**What you are asked to do**
Each entry below should be echoed exactly, with pictures omitted.

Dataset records

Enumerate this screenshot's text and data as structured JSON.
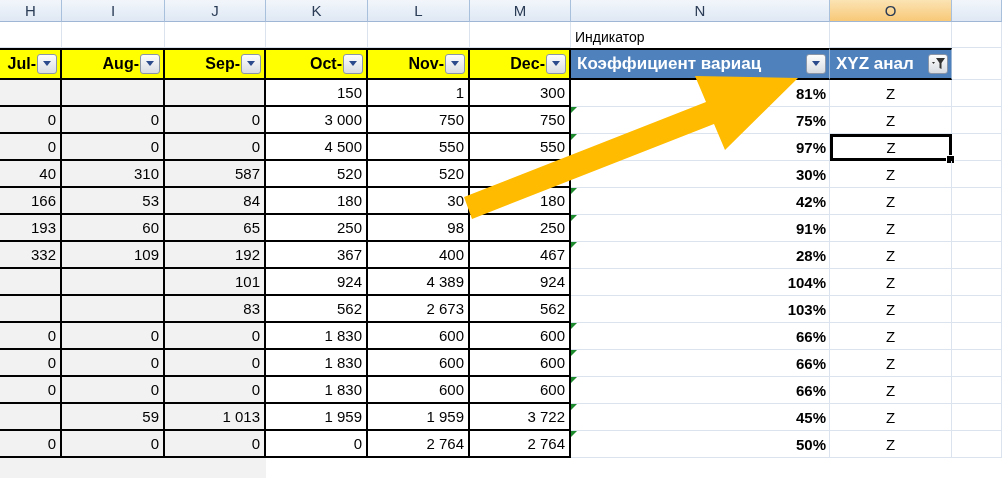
{
  "column_letters": [
    {
      "label": "H",
      "selected": false
    },
    {
      "label": "I",
      "selected": false
    },
    {
      "label": "J",
      "selected": false
    },
    {
      "label": "K",
      "selected": false
    },
    {
      "label": "L",
      "selected": false
    },
    {
      "label": "M",
      "selected": false
    },
    {
      "label": "N",
      "selected": false
    },
    {
      "label": "O",
      "selected": true
    }
  ],
  "caption": "Индикатор",
  "headers": [
    {
      "label": "Jul-",
      "kind": "month",
      "filtered": false
    },
    {
      "label": "Aug-",
      "kind": "month",
      "filtered": false
    },
    {
      "label": "Sep-",
      "kind": "month",
      "filtered": false
    },
    {
      "label": "Oct-",
      "kind": "month",
      "filtered": false
    },
    {
      "label": "Nov-",
      "kind": "month",
      "filtered": false
    },
    {
      "label": "Dec-",
      "kind": "month",
      "filtered": false
    },
    {
      "label": "Коэффициент вариац",
      "kind": "metric",
      "filtered": false
    },
    {
      "label": "XYZ анал",
      "kind": "metric",
      "filtered": true
    }
  ],
  "rows": [
    {
      "cells": [
        "",
        "",
        "",
        "150",
        "1",
        "300"
      ],
      "flag": false,
      "coefficient": "81%",
      "xyz": "Z",
      "selected": false
    },
    {
      "cells": [
        "0",
        "0",
        "0",
        "3 000",
        "750",
        "750"
      ],
      "flag": true,
      "coefficient": "75%",
      "xyz": "Z",
      "selected": false
    },
    {
      "cells": [
        "0",
        "0",
        "0",
        "4 500",
        "550",
        "550"
      ],
      "flag": true,
      "coefficient": "97%",
      "xyz": "Z",
      "selected": true
    },
    {
      "cells": [
        "40",
        "310",
        "587",
        "520",
        "520",
        ""
      ],
      "flag": false,
      "coefficient": "30%",
      "xyz": "Z",
      "selected": false
    },
    {
      "cells": [
        "166",
        "53",
        "84",
        "180",
        "30",
        "180"
      ],
      "flag": true,
      "coefficient": "42%",
      "xyz": "Z",
      "selected": false
    },
    {
      "cells": [
        "193",
        "60",
        "65",
        "250",
        "98",
        "250"
      ],
      "flag": true,
      "coefficient": "91%",
      "xyz": "Z",
      "selected": false
    },
    {
      "cells": [
        "332",
        "109",
        "192",
        "367",
        "400",
        "467"
      ],
      "flag": true,
      "coefficient": "28%",
      "xyz": "Z",
      "selected": false
    },
    {
      "cells": [
        "",
        "",
        "101",
        "924",
        "4 389",
        "924"
      ],
      "flag": false,
      "coefficient": "104%",
      "xyz": "Z",
      "selected": false
    },
    {
      "cells": [
        "",
        "",
        "83",
        "562",
        "2 673",
        "562"
      ],
      "flag": false,
      "coefficient": "103%",
      "xyz": "Z",
      "selected": false
    },
    {
      "cells": [
        "0",
        "0",
        "0",
        "1 830",
        "600",
        "600"
      ],
      "flag": true,
      "coefficient": "66%",
      "xyz": "Z",
      "selected": false
    },
    {
      "cells": [
        "0",
        "0",
        "0",
        "1 830",
        "600",
        "600"
      ],
      "flag": true,
      "coefficient": "66%",
      "xyz": "Z",
      "selected": false
    },
    {
      "cells": [
        "0",
        "0",
        "0",
        "1 830",
        "600",
        "600"
      ],
      "flag": true,
      "coefficient": "66%",
      "xyz": "Z",
      "selected": false
    },
    {
      "cells": [
        "",
        "59",
        "1 013",
        "1 959",
        "1 959",
        "3 722"
      ],
      "flag": true,
      "coefficient": "45%",
      "xyz": "Z",
      "selected": false
    },
    {
      "cells": [
        "0",
        "0",
        "0",
        "0",
        "2 764",
        "2 764"
      ],
      "flag": true,
      "coefficient": "50%",
      "xyz": "Z",
      "selected": false
    }
  ]
}
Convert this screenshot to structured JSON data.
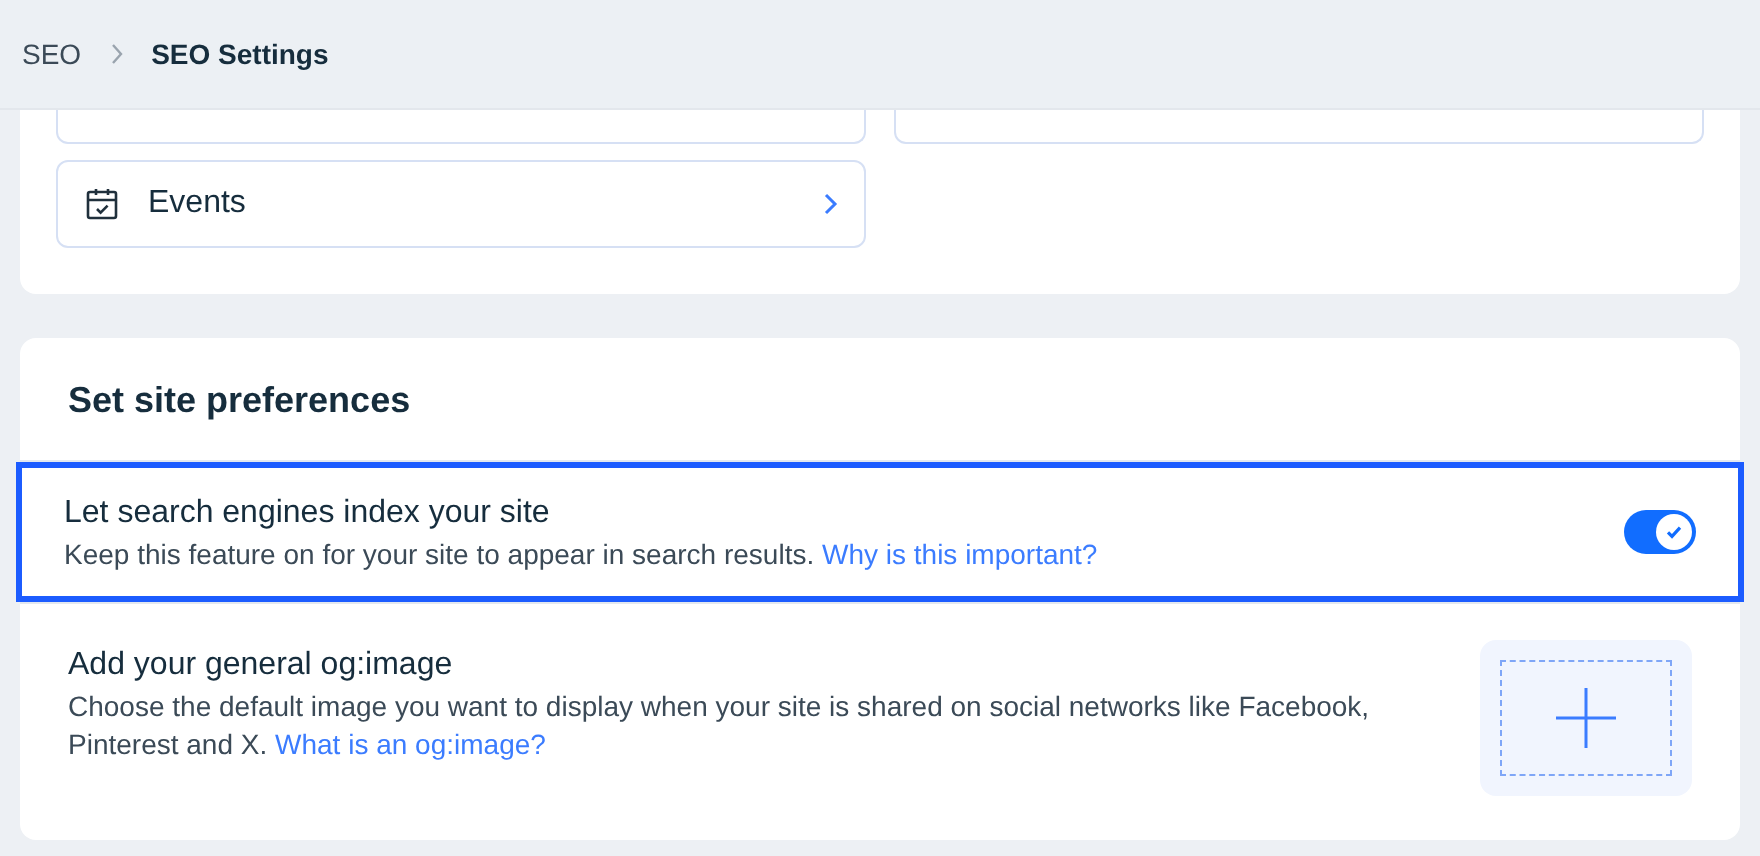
{
  "breadcrumb": [
    {
      "label": "SEO",
      "current": false
    },
    {
      "label": "SEO Settings",
      "current": true
    }
  ],
  "page_links": [
    {
      "kind": "cut"
    },
    {
      "kind": "cut"
    },
    {
      "label": "Events",
      "kind": "calendar"
    }
  ],
  "preferences": {
    "title": "Set site preferences",
    "settings": [
      {
        "kind": "toggle",
        "title": "Let search engines index your site",
        "description": "Keep this feature on for your site to appear in search results.",
        "link": "Why is this important?",
        "on": true,
        "highlighted": true
      },
      {
        "kind": "image_upload",
        "title": "Add your general og:image",
        "description": "Choose the default image you want to display when your site is shared on social networks like Facebook, Pinterest and X.",
        "link": "What is an og:image?",
        "highlighted": false
      }
    ]
  }
}
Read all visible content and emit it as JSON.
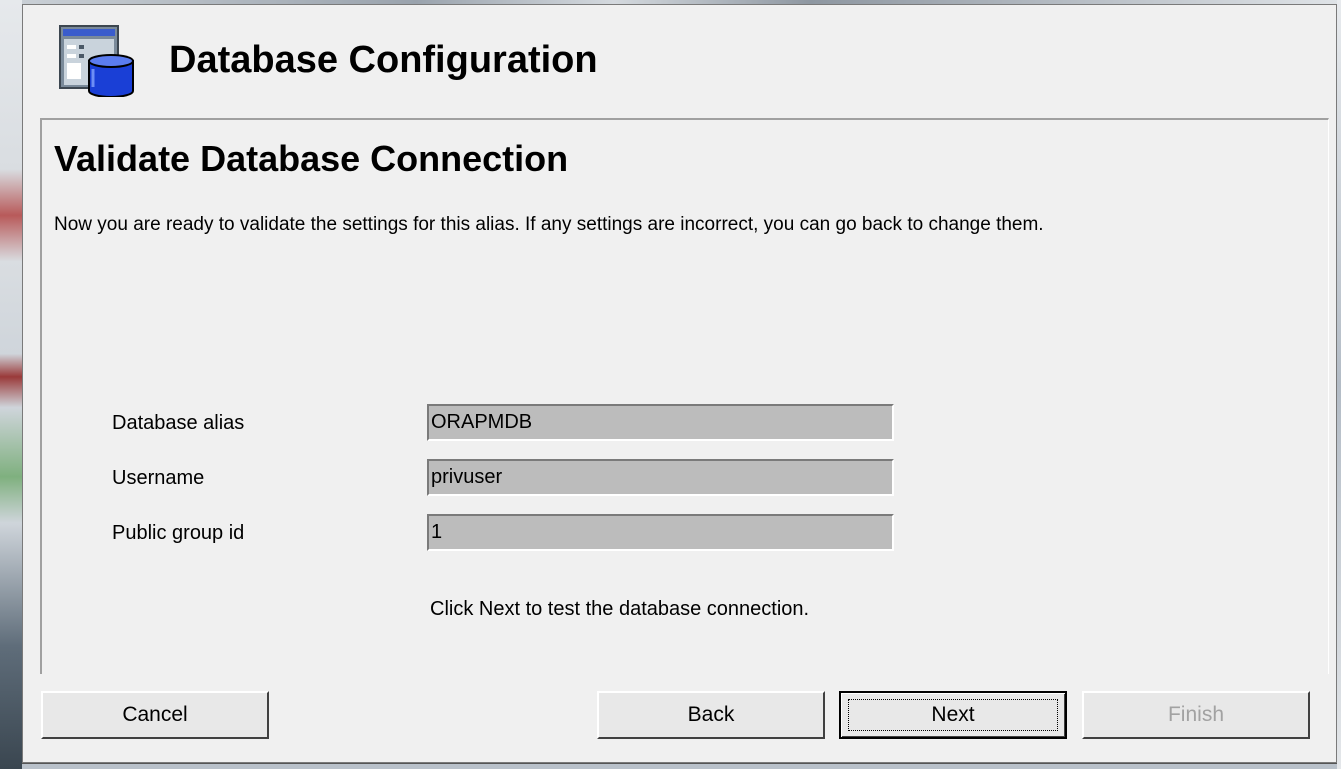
{
  "dialog": {
    "title": "Database Configuration",
    "icon": "database-config-icon"
  },
  "page": {
    "title": "Validate Database Connection",
    "description": "Now you are ready to validate the settings for this alias.  If any settings are incorrect, you can go back to change them."
  },
  "fields": {
    "alias": {
      "label": "Database alias",
      "value": "ORAPMDB"
    },
    "username": {
      "label": "Username",
      "value": "privuser"
    },
    "group": {
      "label": "Public group id",
      "value": "1"
    }
  },
  "hint": "Click Next to test the database connection.",
  "buttons": {
    "cancel": "Cancel",
    "back": "Back",
    "next": "Next",
    "finish": "Finish"
  },
  "colors": {
    "dialog_bg": "#f0f0f0",
    "field_bg": "#bcbcbc",
    "icon_blue": "#1a3fd6",
    "disabled_text": "#a2a2a2"
  }
}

**Result of the task**
Enumerate this screenshot's text and data as structured JSON.
{
  "column_letters": [
    {
      "label": "H",
      "selected": false
    },
    {
      "label": "I",
      "selected": false
    },
    {
      "label": "J",
      "selected": false
    },
    {
      "label": "K",
      "selected": false
    },
    {
      "label": "L",
      "selected": false
    },
    {
      "label": "M",
      "selected": false
    },
    {
      "label": "N",
      "selected": false
    },
    {
      "label": "O",
      "selected": true
    }
  ],
  "caption": "Индикатор",
  "headers": [
    {
      "label": "Jul-",
      "kind": "month",
      "filtered": false
    },
    {
      "label": "Aug-",
      "kind": "month",
      "filtered": false
    },
    {
      "label": "Sep-",
      "kind": "month",
      "filtered": false
    },
    {
      "label": "Oct-",
      "kind": "month",
      "filtered": false
    },
    {
      "label": "Nov-",
      "kind": "month",
      "filtered": false
    },
    {
      "label": "Dec-",
      "kind": "month",
      "filtered": false
    },
    {
      "label": "Коэффициент вариац",
      "kind": "metric",
      "filtered": false
    },
    {
      "label": "XYZ анал",
      "kind": "metric",
      "filtered": true
    }
  ],
  "rows": [
    {
      "cells": [
        "",
        "",
        "",
        "150",
        "1",
        "300"
      ],
      "flag": false,
      "coefficient": "81%",
      "xyz": "Z",
      "selected": false
    },
    {
      "cells": [
        "0",
        "0",
        "0",
        "3 000",
        "750",
        "750"
      ],
      "flag": true,
      "coefficient": "75%",
      "xyz": "Z",
      "selected": false
    },
    {
      "cells": [
        "0",
        "0",
        "0",
        "4 500",
        "550",
        "550"
      ],
      "flag": true,
      "coefficient": "97%",
      "xyz": "Z",
      "selected": true
    },
    {
      "cells": [
        "40",
        "310",
        "587",
        "520",
        "520",
        ""
      ],
      "flag": false,
      "coefficient": "30%",
      "xyz": "Z",
      "selected": false
    },
    {
      "cells": [
        "166",
        "53",
        "84",
        "180",
        "30",
        "180"
      ],
      "flag": true,
      "coefficient": "42%",
      "xyz": "Z",
      "selected": false
    },
    {
      "cells": [
        "193",
        "60",
        "65",
        "250",
        "98",
        "250"
      ],
      "flag": true,
      "coefficient": "91%",
      "xyz": "Z",
      "selected": false
    },
    {
      "cells": [
        "332",
        "109",
        "192",
        "367",
        "400",
        "467"
      ],
      "flag": true,
      "coefficient": "28%",
      "xyz": "Z",
      "selected": false
    },
    {
      "cells": [
        "",
        "",
        "101",
        "924",
        "4 389",
        "924"
      ],
      "flag": false,
      "coefficient": "104%",
      "xyz": "Z",
      "selected": false
    },
    {
      "cells": [
        "",
        "",
        "83",
        "562",
        "2 673",
        "562"
      ],
      "flag": false,
      "coefficient": "103%",
      "xyz": "Z",
      "selected": false
    },
    {
      "cells": [
        "0",
        "0",
        "0",
        "1 830",
        "600",
        "600"
      ],
      "flag": true,
      "coefficient": "66%",
      "xyz": "Z",
      "selected": false
    },
    {
      "cells": [
        "0",
        "0",
        "0",
        "1 830",
        "600",
        "600"
      ],
      "flag": true,
      "coefficient": "66%",
      "xyz": "Z",
      "selected": false
    },
    {
      "cells": [
        "0",
        "0",
        "0",
        "1 830",
        "600",
        "600"
      ],
      "flag": true,
      "coefficient": "66%",
      "xyz": "Z",
      "selected": false
    },
    {
      "cells": [
        "",
        "59",
        "1 013",
        "1 959",
        "1 959",
        "3 722"
      ],
      "flag": true,
      "coefficient": "45%",
      "xyz": "Z",
      "selected": false
    },
    {
      "cells": [
        "0",
        "0",
        "0",
        "0",
        "2 764",
        "2 764"
      ],
      "flag": true,
      "coefficient": "50%",
      "xyz": "Z",
      "selected": false
    }
  ]
}
Convert this screenshot to structured JSON data.
{
  "breadcrumb": [
    {
      "label": "SEO",
      "current": false
    },
    {
      "label": "SEO Settings",
      "current": true
    }
  ],
  "page_links": [
    {
      "kind": "cut"
    },
    {
      "kind": "cut"
    },
    {
      "label": "Events",
      "kind": "calendar"
    }
  ],
  "preferences": {
    "title": "Set site preferences",
    "settings": [
      {
        "kind": "toggle",
        "title": "Let search engines index your site",
        "description": "Keep this feature on for your site to appear in search results.",
        "link": "Why is this important?",
        "on": true,
        "highlighted": true
      },
      {
        "kind": "image_upload",
        "title": "Add your general og:image",
        "description": "Choose the default image you want to display when your site is shared on social networks like Facebook, Pinterest and X.",
        "link": "What is an og:image?",
        "highlighted": false
      }
    ]
  }
}
Read all visible content and emit it as JSON.
{
  "dialog": {
    "title": "Database Configuration",
    "icon": "database-config-icon"
  },
  "page": {
    "title": "Validate Database Connection",
    "description": "Now you are ready to validate the settings for this alias.  If any settings are incorrect, you can go back to change them."
  },
  "fields": {
    "alias": {
      "label": "Database alias",
      "value": "ORAPMDB"
    },
    "username": {
      "label": "Username",
      "value": "privuser"
    },
    "group": {
      "label": "Public group id",
      "value": "1"
    }
  },
  "hint": "Click Next to test the database connection.",
  "buttons": {
    "cancel": "Cancel",
    "back": "Back",
    "next": "Next",
    "finish": "Finish"
  },
  "colors": {
    "dialog_bg": "#f0f0f0",
    "field_bg": "#bcbcbc",
    "icon_blue": "#1a3fd6",
    "disabled_text": "#a2a2a2"
  }
}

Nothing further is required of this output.